**Problem requirements**
Reproduce each line exactly. Skip none.
— Start of Material for this exercise —
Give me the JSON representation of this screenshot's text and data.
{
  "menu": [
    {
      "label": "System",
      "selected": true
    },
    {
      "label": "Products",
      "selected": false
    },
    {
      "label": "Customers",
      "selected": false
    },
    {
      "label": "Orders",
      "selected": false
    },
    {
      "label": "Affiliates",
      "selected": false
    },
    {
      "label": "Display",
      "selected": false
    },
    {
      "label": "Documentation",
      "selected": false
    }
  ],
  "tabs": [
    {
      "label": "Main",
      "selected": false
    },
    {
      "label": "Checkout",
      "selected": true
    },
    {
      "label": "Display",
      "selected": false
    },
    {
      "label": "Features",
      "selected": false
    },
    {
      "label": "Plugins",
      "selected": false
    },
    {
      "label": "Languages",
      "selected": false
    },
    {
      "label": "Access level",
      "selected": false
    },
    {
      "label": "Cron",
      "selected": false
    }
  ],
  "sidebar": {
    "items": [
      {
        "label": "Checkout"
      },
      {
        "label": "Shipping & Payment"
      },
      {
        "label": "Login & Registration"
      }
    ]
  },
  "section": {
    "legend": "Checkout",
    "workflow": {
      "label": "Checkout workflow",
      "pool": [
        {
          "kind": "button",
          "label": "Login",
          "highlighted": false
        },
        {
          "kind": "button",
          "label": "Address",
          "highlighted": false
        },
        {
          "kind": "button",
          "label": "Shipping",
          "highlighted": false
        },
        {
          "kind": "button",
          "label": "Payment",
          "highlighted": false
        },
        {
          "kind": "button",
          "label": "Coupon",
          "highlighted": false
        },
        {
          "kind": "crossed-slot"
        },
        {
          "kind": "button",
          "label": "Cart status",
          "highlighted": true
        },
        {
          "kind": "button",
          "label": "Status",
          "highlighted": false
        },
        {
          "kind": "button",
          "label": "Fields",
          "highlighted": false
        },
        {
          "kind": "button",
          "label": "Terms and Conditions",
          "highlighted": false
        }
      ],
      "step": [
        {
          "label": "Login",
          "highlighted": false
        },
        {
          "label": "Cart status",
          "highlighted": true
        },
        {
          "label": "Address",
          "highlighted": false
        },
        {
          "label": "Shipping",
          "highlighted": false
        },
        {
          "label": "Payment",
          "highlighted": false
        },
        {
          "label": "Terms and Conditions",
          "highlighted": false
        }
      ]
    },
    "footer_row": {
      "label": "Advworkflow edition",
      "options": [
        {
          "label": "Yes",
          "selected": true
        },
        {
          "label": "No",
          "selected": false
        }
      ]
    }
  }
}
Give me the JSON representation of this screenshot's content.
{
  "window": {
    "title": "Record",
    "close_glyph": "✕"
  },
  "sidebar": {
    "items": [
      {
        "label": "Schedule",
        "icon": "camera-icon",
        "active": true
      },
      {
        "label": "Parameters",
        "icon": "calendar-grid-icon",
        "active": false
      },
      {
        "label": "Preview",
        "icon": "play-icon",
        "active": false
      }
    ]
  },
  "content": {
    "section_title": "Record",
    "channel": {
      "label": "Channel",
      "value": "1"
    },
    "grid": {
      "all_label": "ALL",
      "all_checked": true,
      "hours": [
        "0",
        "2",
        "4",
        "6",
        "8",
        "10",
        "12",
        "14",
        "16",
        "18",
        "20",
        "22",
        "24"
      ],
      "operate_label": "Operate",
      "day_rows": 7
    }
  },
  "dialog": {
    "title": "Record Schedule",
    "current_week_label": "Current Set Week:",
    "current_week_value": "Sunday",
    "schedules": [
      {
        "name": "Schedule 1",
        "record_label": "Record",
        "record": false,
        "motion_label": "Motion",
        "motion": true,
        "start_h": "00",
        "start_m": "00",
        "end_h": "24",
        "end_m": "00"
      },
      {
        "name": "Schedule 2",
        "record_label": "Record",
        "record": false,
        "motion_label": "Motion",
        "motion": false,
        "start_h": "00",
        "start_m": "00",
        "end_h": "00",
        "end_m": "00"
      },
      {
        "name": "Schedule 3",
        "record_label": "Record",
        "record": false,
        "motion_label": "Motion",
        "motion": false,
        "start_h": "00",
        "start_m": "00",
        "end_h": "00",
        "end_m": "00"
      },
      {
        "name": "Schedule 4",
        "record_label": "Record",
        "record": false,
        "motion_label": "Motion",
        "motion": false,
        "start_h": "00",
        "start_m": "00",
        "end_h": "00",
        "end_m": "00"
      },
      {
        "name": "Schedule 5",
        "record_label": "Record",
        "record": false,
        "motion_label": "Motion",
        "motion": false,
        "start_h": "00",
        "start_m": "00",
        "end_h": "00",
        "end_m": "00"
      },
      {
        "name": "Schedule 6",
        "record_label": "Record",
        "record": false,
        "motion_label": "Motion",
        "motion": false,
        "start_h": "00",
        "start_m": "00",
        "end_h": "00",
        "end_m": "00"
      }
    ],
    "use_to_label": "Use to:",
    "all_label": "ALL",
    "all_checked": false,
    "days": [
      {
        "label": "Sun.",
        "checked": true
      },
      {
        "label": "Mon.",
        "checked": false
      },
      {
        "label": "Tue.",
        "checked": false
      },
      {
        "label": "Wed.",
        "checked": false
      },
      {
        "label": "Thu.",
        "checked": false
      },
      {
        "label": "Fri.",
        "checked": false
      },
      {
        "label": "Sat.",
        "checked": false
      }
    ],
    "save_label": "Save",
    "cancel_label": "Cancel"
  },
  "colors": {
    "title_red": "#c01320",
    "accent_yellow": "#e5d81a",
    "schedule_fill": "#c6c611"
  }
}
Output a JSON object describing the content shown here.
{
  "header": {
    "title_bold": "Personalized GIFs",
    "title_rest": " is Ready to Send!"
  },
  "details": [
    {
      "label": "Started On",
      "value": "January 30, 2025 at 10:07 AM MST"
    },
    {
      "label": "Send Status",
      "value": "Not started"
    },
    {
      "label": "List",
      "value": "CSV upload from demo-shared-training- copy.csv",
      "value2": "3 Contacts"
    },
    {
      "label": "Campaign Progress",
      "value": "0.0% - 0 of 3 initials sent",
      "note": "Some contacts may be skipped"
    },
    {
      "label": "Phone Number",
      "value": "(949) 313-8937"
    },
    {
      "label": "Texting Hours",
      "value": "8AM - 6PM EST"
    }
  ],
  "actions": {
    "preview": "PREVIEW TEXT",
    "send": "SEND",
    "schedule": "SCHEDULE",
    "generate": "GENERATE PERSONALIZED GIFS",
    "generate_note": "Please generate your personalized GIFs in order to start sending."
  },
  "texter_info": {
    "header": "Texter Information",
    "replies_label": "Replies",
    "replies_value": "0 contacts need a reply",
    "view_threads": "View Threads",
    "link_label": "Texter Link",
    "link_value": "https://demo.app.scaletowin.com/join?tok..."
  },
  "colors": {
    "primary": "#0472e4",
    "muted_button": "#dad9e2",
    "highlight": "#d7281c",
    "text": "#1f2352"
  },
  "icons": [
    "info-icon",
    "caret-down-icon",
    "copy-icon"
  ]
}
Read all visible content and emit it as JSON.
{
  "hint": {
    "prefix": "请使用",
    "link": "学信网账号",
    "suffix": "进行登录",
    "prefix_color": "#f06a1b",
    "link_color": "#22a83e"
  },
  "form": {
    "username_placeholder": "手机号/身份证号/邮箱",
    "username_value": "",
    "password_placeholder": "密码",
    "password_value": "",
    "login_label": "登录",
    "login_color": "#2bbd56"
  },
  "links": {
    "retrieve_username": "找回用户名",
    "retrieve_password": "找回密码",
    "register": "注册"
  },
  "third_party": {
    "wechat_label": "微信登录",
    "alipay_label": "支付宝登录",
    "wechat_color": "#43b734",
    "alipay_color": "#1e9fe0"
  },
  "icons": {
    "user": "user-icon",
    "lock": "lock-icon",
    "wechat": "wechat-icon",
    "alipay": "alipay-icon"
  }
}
— End of Material for this exercise —
**Complete output**
Give me the JSON representation of this screenshot's text and data.
{
  "menu": [
    {
      "label": "System",
      "selected": true
    },
    {
      "label": "Products",
      "selected": false
    },
    {
      "label": "Customers",
      "selected": false
    },
    {
      "label": "Orders",
      "selected": false
    },
    {
      "label": "Affiliates",
      "selected": false
    },
    {
      "label": "Display",
      "selected": false
    },
    {
      "label": "Documentation",
      "selected": false
    }
  ],
  "tabs": [
    {
      "label": "Main",
      "selected": false
    },
    {
      "label": "Checkout",
      "selected": true
    },
    {
      "label": "Display",
      "selected": false
    },
    {
      "label": "Features",
      "selected": false
    },
    {
      "label": "Plugins",
      "selected": false
    },
    {
      "label": "Languages",
      "selected": false
    },
    {
      "label": "Access level",
      "selected": false
    },
    {
      "label": "Cron",
      "selected": false
    }
  ],
  "sidebar": {
    "items": [
      {
        "label": "Checkout"
      },
      {
        "label": "Shipping & Payment"
      },
      {
        "label": "Login & Registration"
      }
    ]
  },
  "section": {
    "legend": "Checkout",
    "workflow": {
      "label": "Checkout workflow",
      "pool": [
        {
          "kind": "button",
          "label": "Login",
          "highlighted": false
        },
        {
          "kind": "button",
          "label": "Address",
          "highlighted": false
        },
        {
          "kind": "button",
          "label": "Shipping",
          "highlighted": false
        },
        {
          "kind": "button",
          "label": "Payment",
          "highlighted": false
        },
        {
          "kind": "button",
          "label": "Coupon",
          "highlighted": false
        },
        {
          "kind": "crossed-slot"
        },
        {
          "kind": "button",
          "label": "Cart status",
          "highlighted": true
        },
        {
          "kind": "button",
          "label": "Status",
          "highlighted": false
        },
        {
          "kind": "button",
          "label": "Fields",
          "highlighted": false
        },
        {
          "kind": "button",
          "label": "Terms and Conditions",
          "highlighted": false
        }
      ],
      "step": [
        {
          "label": "Login",
          "highlighted": false
        },
        {
          "label": "Cart status",
          "highlighted": true
        },
        {
          "label": "Address",
          "highlighted": false
        },
        {
          "label": "Shipping",
          "highlighted": false
        },
        {
          "label": "Payment",
          "highlighted": false
        },
        {
          "label": "Terms and Conditions",
          "highlighted": false
        }
      ]
    },
    "footer_row": {
      "label": "Advworkflow edition",
      "options": [
        {
          "label": "Yes",
          "selected": true
        },
        {
          "label": "No",
          "selected": false
        }
      ]
    }
  }
}
Give me the JSON representation of this screenshot's content.
{
  "window": {
    "title": "Record",
    "close_glyph": "✕"
  },
  "sidebar": {
    "items": [
      {
        "label": "Schedule",
        "icon": "camera-icon",
        "active": true
      },
      {
        "label": "Parameters",
        "icon": "calendar-grid-icon",
        "active": false
      },
      {
        "label": "Preview",
        "icon": "play-icon",
        "active": false
      }
    ]
  },
  "content": {
    "section_title": "Record",
    "channel": {
      "label": "Channel",
      "value": "1"
    },
    "grid": {
      "all_label": "ALL",
      "all_checked": true,
      "hours": [
        "0",
        "2",
        "4",
        "6",
        "8",
        "10",
        "12",
        "14",
        "16",
        "18",
        "20",
        "22",
        "24"
      ],
      "operate_label": "Operate",
      "day_rows": 7
    }
  },
  "dialog": {
    "title": "Record Schedule",
    "current_week_label": "Current Set Week:",
    "current_week_value": "Sunday",
    "schedules": [
      {
        "name": "Schedule 1",
        "record_label": "Record",
        "record": false,
        "motion_label": "Motion",
        "motion": true,
        "start_h": "00",
        "start_m": "00",
        "end_h": "24",
        "end_m": "00"
      },
      {
        "name": "Schedule 2",
        "record_label": "Record",
        "record": false,
        "motion_label": "Motion",
        "motion": false,
        "start_h": "00",
        "start_m": "00",
        "end_h": "00",
        "end_m": "00"
      },
      {
        "name": "Schedule 3",
        "record_label": "Record",
        "record": false,
        "motion_label": "Motion",
        "motion": false,
        "start_h": "00",
        "start_m": "00",
        "end_h": "00",
        "end_m": "00"
      },
      {
        "name": "Schedule 4",
        "record_label": "Record",
        "record": false,
        "motion_label": "Motion",
        "motion": false,
        "start_h": "00",
        "start_m": "00",
        "end_h": "00",
        "end_m": "00"
      },
      {
        "name": "Schedule 5",
        "record_label": "Record",
        "record": false,
        "motion_label": "Motion",
        "motion": false,
        "start_h": "00",
        "start_m": "00",
        "end_h": "00",
        "end_m": "00"
      },
      {
        "name": "Schedule 6",
        "record_label": "Record",
        "record": false,
        "motion_label": "Motion",
        "motion": false,
        "start_h": "00",
        "start_m": "00",
        "end_h": "00",
        "end_m": "00"
      }
    ],
    "use_to_label": "Use to:",
    "all_label": "ALL",
    "all_checked": false,
    "days": [
      {
        "label": "Sun.",
        "checked": true
      },
      {
        "label": "Mon.",
        "checked": false
      },
      {
        "label": "Tue.",
        "checked": false
      },
      {
        "label": "Wed.",
        "checked": false
      },
      {
        "label": "Thu.",
        "checked": false
      },
      {
        "label": "Fri.",
        "checked": false
      },
      {
        "label": "Sat.",
        "checked": false
      }
    ],
    "save_label": "Save",
    "cancel_label": "Cancel"
  },
  "colors": {
    "title_red": "#c01320",
    "accent_yellow": "#e5d81a",
    "schedule_fill": "#c6c611"
  }
}
Output a JSON object describing the content shown here.
{
  "header": {
    "title_bold": "Personalized GIFs",
    "title_rest": " is Ready to Send!"
  },
  "details": [
    {
      "label": "Started On",
      "value": "January 30, 2025 at 10:07 AM MST"
    },
    {
      "label": "Send Status",
      "value": "Not started"
    },
    {
      "label": "List",
      "value": "CSV upload from demo-shared-training- copy.csv",
      "value2": "3 Contacts"
    },
    {
      "label": "Campaign Progress",
      "value": "0.0% - 0 of 3 initials sent",
      "note": "Some contacts may be skipped"
    },
    {
      "label": "Phone Number",
      "value": "(949) 313-8937"
    },
    {
      "label": "Texting Hours",
      "value": "8AM - 6PM EST"
    }
  ],
  "actions": {
    "preview": "PREVIEW TEXT",
    "send": "SEND",
    "schedule": "SCHEDULE",
    "generate": "GENERATE PERSONALIZED GIFS",
    "generate_note": "Please generate your personalized GIFs in order to start sending."
  },
  "texter_info": {
    "header": "Texter Information",
    "replies_label": "Replies",
    "replies_value": "0 contacts need a reply",
    "view_threads": "View Threads",
    "link_label": "Texter Link",
    "link_value": "https://demo.app.scaletowin.com/join?tok..."
  },
  "colors": {
    "primary": "#0472e4",
    "muted_button": "#dad9e2",
    "highlight": "#d7281c",
    "text": "#1f2352"
  },
  "icons": [
    "info-icon",
    "caret-down-icon",
    "copy-icon"
  ]
}
Read all visible content and emit it as JSON.
{
  "hint": {
    "prefix": "请使用",
    "link": "学信网账号",
    "suffix": "进行登录",
    "prefix_color": "#f06a1b",
    "link_color": "#22a83e"
  },
  "form": {
    "username_placeholder": "手机号/身份证号/邮箱",
    "username_value": "",
    "password_placeholder": "密码",
    "password_value": "",
    "login_label": "登录",
    "login_color": "#2bbd56"
  },
  "links": {
    "retrieve_username": "找回用户名",
    "retrieve_password": "找回密码",
    "register": "注册"
  },
  "third_party": {
    "wechat_label": "微信登录",
    "alipay_label": "支付宝登录",
    "wechat_color": "#43b734",
    "alipay_color": "#1e9fe0"
  },
  "icons": {
    "user": "user-icon",
    "lock": "lock-icon",
    "wechat": "wechat-icon",
    "alipay": "alipay-icon"
  }
}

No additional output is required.